Provided information —
## start

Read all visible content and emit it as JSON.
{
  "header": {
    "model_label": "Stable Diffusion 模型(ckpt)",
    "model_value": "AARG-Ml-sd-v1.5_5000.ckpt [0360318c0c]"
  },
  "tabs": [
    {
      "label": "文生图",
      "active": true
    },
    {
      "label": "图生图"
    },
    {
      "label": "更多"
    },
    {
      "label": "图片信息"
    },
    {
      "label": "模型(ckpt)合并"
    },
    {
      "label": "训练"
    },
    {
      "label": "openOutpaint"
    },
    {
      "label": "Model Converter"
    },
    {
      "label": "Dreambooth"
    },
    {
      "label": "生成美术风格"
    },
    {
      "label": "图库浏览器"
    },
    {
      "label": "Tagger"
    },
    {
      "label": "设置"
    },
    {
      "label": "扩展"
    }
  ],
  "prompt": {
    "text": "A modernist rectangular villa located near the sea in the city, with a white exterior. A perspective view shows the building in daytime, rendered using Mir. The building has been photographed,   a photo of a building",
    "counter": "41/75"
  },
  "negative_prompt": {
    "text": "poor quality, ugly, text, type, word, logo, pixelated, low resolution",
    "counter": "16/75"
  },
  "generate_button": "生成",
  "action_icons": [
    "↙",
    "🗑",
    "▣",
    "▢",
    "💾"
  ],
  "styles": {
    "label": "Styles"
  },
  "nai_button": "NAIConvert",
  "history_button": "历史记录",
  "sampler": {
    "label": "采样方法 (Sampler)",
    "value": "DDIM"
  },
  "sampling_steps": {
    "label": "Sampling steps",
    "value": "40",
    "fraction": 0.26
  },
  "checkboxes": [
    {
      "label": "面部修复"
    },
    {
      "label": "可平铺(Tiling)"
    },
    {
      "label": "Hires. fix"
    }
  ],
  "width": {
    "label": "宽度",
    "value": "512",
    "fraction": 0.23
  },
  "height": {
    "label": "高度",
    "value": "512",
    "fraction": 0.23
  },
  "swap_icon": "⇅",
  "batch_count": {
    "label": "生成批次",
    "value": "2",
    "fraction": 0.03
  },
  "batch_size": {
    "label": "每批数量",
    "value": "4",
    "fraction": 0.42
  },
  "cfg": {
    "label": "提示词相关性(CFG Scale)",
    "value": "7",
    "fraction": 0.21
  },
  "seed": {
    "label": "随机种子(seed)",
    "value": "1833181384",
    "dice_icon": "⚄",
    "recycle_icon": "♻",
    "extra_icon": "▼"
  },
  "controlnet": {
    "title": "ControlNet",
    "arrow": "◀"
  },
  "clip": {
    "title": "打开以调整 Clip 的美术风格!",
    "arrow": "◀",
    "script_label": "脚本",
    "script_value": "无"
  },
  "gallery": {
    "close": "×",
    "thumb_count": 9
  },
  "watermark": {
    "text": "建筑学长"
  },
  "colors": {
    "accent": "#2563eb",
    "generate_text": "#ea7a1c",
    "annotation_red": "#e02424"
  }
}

## end
## start

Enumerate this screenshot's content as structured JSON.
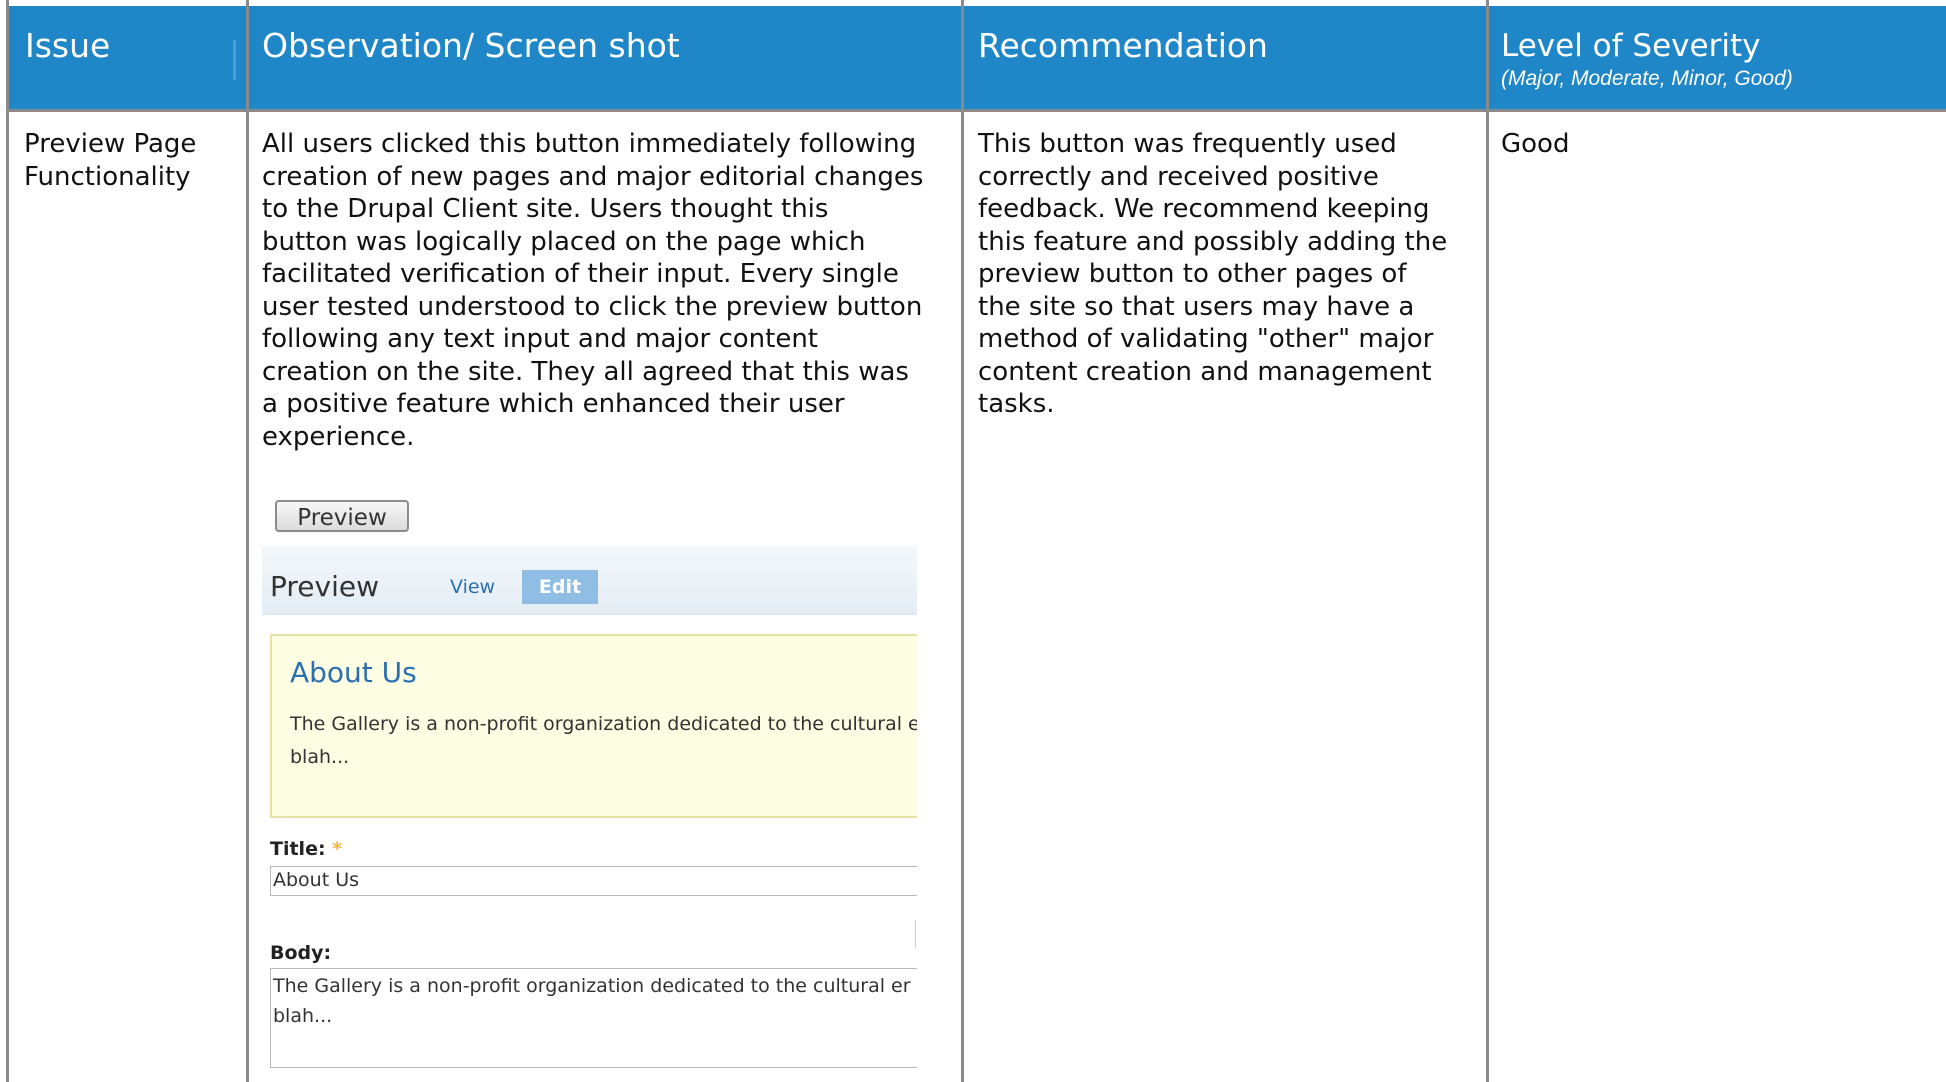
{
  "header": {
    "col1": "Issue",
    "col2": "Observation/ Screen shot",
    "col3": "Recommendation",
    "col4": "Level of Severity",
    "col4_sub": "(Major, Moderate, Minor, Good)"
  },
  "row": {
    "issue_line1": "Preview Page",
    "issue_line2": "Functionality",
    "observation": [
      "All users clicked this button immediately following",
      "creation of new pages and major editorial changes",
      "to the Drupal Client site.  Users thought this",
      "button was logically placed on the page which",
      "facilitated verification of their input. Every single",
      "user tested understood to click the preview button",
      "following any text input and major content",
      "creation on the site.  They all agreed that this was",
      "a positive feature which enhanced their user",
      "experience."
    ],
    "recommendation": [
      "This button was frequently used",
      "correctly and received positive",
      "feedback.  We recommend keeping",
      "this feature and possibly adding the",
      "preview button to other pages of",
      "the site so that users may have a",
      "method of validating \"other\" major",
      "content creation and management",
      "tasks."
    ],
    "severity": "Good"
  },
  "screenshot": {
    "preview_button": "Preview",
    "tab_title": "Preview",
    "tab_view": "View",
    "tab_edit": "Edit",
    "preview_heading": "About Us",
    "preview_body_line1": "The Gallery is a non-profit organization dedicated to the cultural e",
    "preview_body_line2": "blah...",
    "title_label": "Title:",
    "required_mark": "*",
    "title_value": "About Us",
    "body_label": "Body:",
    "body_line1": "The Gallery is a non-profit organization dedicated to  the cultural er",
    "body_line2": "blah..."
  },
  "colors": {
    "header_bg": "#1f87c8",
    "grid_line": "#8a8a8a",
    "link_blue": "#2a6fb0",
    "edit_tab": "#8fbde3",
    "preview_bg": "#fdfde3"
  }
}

## end
## start

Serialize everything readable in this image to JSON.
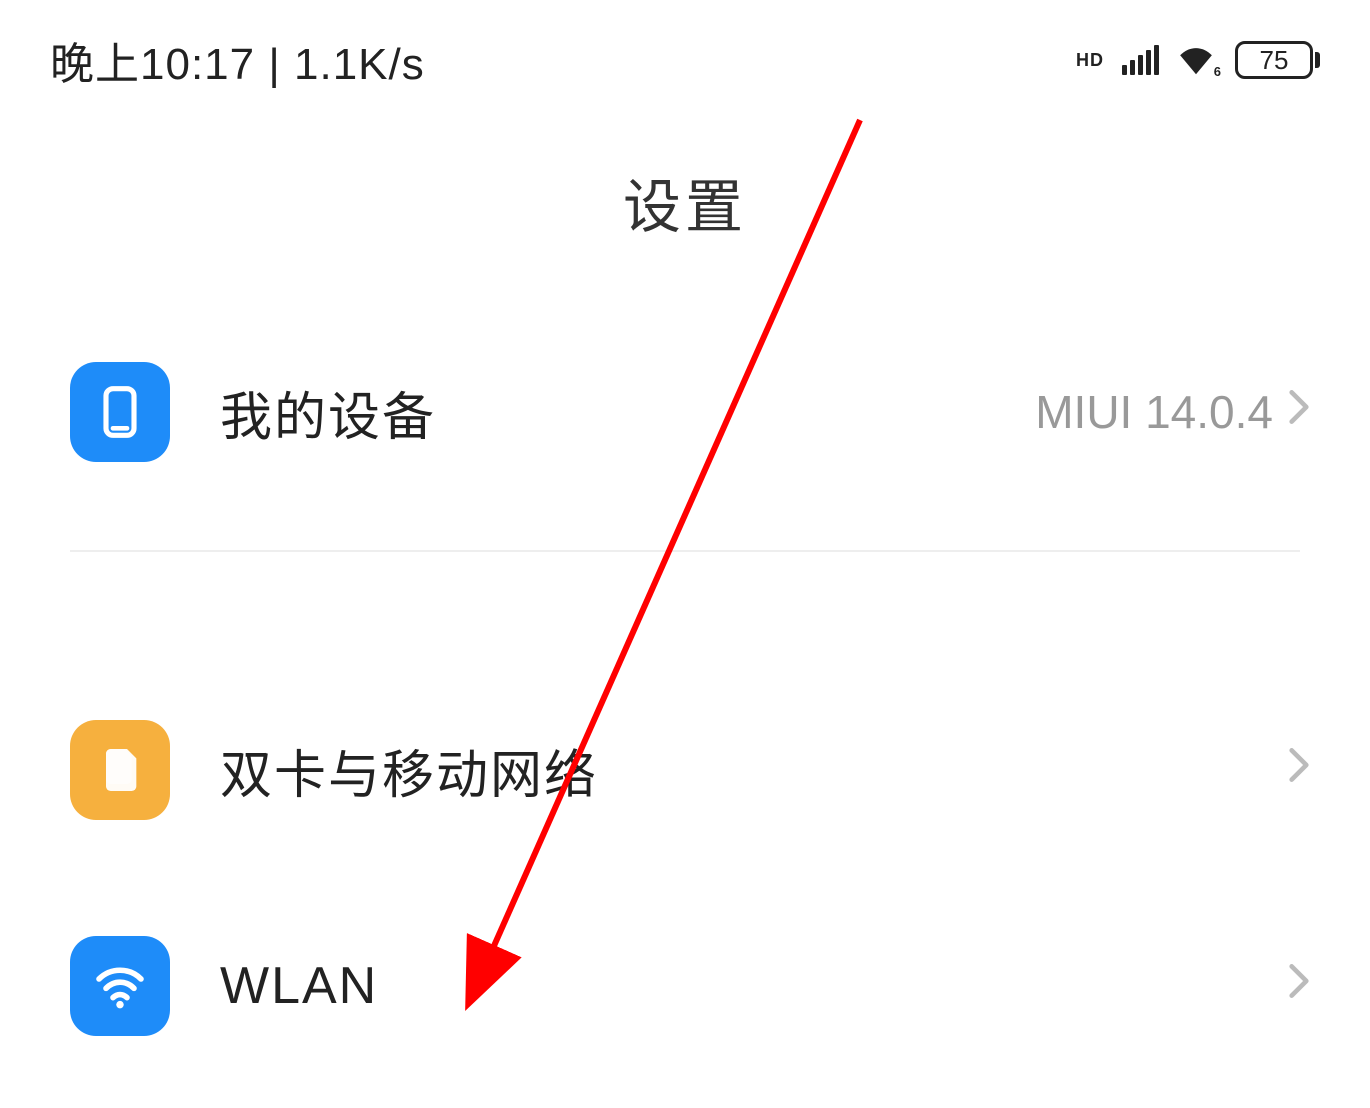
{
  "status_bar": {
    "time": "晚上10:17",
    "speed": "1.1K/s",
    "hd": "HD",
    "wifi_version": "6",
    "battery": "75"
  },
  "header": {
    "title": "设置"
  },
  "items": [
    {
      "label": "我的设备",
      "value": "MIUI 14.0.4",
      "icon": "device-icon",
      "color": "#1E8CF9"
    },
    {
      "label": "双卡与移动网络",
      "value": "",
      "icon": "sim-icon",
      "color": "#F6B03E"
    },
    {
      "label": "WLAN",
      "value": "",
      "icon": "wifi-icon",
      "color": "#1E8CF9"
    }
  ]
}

## end

Description of the task — Filter out every line that lacks the word "content", and copy the rest.

Solution for this problem —
Read all visible content and emit it as JSON.
Enumerate this screenshot's content as structured JSON.
      "following any text input and major content",
      "content creation and management",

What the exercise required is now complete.